- **OFFENE AUFGABEN**
(1) Nenne alle Regeln, die laut dem Auszug inzwischen beschlossen wurden.
(2) Beantworte anhand des Auszugs kurz die folgenden Fragen:
(a) Wo ist die Megakrise zustande gekommen?
(b) Welche größte Fehlentwicklung wird gemeinsam ins Visier genommen?
(c) Wohin führt ein nationaler Alleingang laut einhelliger Beteuerung?
(3) Gib den Abschnitt des Auszugs wortgetreu wieder, der mit "5. Solche Nachdenklichkeit" beginnt und bis einschließlich "gleichermaßen gültige Regeln." reicht.

- **ZITIERTER AUSZUG**
····················
2. Mit all diesen Regeln ist die Megakrise zustande gekommen; nicht in irgendwelchen Schlupfwinkeln oder Steueroasen, sondern mitten im Zentrum der weltweiten staatlich kontrollierten Finanzindustrie. Das Gerede vom Fehlverhalten schwarzer Schafe oder von Fehlentwicklungen einzelner Märkte führt da nicht sehr weit: Alle Finanzinstitute dieser Welt haben mit ihren Geschäften den Break-down herbeigeführt. Da wurde zwar ein bisschen von Systemkrise gefaselt und davon, dass einiges „auf den Prüfstand“ gehört; aber ein ernsthafter Gedanke, dass Kapitalismus und Krisenexzesse zusammengehören, war das natürlich nie – genausowenig wie irgendwas „geprüft“ worden ist. Kapitalistische Staaten setzen auf das Prinzip ihres Finanzüberbaus; und auch besonders kritische Journalisten versteigen sich höchstens bis zu der Nachfrage, ob da nicht Fehlentwicklungen passiert seien. Und die größte Fehlentwicklung wird gleich gemeinsam ins Visier genommen: „Zu wenig regulierte Finanzmärkte!“

3. Also entwickeln tausend offizielle Kommissionen und noch mehr inoffizielle Klugscheißer in irgendwelchen Redaktionen eine Idee nach der anderen, wie man zukünftige Krisen durch mehr und bessere Regeln von Staats wegen verhindern oder eindämmen kann, von denen nun einige beschlossen wurden: Strengere Verschuldungsgrenzen für Finanzinstitute, Schaffung eines eigenen Insolvenzrechts für Banken, Beschränkung der Manager-Boni. D. h. Zwänge und vor allem Anreize zur Risikobegrenzung sollen installiert werden, so dass alle Finanzgeschäfte weiterlaufen können, aber auf soliderer Basis, ohne Crash-Potenz. Alle so denkenden Weltverbesserer knabbern dann an der Abgrenzung, wo das „solide Geschäft“ aufhört und das „riskante Zocken“ anfängt. Es war eben immer schon und bleibt ein anspruchsvolles Unterfangen, ausgerechnet Spekulation sicher(er) machen zu wollen ...

4. Zumal sich für die Reformierer der Finanzmärkte sofort eine weitere Frage stellt: Was, wenn man voll guter politischer Absicht, das böse Geschäft zu unterbinden, stattdessen auch das gute Geschäft abwürgt? Oder wieder, wie schon in der Vergangenheit, Banken und andere auf Gewinne geeichte Institute zur Umgehung von Regeln verleitet und somit erst recht „Intransparenz“ und „unkontrollierbare Risiken“ fördert?

5. Solche Nachdenklichkeit wird weiter angespitzt durch die Frage nach den möglichen Folgen. Wenn „wir“ unseren Markt stärker an die Kandare nehmen, unsere Banken kujonieren, wo gehen die Geschäfte und deren Betreiber dann hin? Anderswohin, wo die Regeln weniger behindern. Daher wird unisono beteuert, dass ein nationaler Alleingang in die „Falle“ führe. Also kommt die Forderung auf: Weltweit müssen alle Staaten mit einer Stimme sprechen, wir brauchen internationale, für alle gleichermaßen gültige Regeln.
····················
- **EXTRAHIERTE EINTRÄGE**
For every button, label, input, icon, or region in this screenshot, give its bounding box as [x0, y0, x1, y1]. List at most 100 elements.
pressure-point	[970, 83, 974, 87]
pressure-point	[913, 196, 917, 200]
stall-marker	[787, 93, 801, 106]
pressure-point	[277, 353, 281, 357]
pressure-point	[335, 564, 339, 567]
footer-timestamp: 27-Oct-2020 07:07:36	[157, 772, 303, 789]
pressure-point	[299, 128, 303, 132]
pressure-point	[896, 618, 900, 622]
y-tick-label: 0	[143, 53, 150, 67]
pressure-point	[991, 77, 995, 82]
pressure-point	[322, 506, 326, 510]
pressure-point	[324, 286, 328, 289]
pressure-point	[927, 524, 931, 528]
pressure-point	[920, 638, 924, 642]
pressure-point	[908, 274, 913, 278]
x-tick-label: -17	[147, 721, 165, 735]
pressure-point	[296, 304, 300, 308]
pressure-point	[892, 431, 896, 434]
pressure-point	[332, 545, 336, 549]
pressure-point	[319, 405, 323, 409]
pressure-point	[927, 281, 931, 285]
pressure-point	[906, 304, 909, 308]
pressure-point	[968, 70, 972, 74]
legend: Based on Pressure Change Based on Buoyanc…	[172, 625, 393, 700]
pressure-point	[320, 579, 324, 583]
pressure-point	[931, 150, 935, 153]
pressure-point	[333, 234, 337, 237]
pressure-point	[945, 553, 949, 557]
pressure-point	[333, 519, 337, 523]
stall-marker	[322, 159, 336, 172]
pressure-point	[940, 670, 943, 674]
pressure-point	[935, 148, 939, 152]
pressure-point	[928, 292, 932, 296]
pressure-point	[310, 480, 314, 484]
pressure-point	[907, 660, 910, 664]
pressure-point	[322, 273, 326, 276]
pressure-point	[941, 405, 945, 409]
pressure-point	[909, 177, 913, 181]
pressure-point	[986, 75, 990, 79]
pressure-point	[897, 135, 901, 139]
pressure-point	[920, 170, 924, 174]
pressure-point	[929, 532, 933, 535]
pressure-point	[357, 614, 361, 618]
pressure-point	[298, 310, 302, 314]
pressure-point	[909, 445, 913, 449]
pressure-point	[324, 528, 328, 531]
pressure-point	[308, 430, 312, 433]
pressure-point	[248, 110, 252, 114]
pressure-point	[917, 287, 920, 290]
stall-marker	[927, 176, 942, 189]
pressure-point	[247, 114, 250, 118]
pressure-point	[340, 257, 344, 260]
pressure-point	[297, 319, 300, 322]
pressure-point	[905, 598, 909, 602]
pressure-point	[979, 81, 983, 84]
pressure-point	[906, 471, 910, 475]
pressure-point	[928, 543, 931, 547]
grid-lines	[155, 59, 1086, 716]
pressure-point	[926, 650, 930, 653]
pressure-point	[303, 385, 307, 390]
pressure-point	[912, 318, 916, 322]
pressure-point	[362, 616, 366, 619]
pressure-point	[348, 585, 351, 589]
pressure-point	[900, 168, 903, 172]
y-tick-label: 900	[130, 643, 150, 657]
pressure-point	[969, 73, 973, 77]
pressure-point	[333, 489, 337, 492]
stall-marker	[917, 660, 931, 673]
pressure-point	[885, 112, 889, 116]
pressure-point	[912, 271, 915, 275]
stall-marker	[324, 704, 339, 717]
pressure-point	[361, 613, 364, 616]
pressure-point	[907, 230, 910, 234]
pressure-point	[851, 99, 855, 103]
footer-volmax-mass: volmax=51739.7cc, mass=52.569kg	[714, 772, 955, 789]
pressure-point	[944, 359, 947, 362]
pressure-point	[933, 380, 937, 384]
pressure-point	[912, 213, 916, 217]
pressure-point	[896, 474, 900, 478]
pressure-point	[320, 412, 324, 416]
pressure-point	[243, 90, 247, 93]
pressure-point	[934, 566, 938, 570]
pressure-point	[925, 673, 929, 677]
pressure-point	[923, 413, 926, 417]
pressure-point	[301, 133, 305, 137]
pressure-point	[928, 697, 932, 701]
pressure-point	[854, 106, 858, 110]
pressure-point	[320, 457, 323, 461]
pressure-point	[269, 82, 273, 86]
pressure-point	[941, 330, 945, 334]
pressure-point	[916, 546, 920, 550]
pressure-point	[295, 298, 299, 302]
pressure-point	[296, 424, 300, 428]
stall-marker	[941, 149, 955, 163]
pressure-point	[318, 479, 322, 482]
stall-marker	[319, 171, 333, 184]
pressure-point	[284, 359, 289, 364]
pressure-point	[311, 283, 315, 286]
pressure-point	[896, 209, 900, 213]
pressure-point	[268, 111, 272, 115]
····················
- **LÖSUNGEN JE AUFGABE**
(1)
Strengere Verschuldungsgrenzen für Finanzinstitute
Schaffung eines eigenen Insolvenzrechts für Banken
Beschränkung der Manager-Boni

(2)
(a) Mitten im Zentrum der weltweiten staatlich kontrollierten Finanzindustrie
(b) Zu wenig regulierte Finanzmärkte
(c) In die „Falle“

(3)
5. Solche Nachdenklichkeit wird weiter angespitzt durch die Frage nach den möglichen Folgen. Wenn „wir“ unseren Markt stärker an die Kandare nehmen, unsere Banken kujonieren, wo gehen die Geschäfte und deren Betreiber dann hin? Anderswohin, wo die Regeln weniger behindern. Daher wird unisono beteuert, dass ein nationaler Alleingang in die „Falle“ führe. Also kommt die Forderung auf: Weltweit müssen alle Staaten mit einer Stimme sprechen, wir brauchen internationale, für alle gleichermaßen gültige Regeln.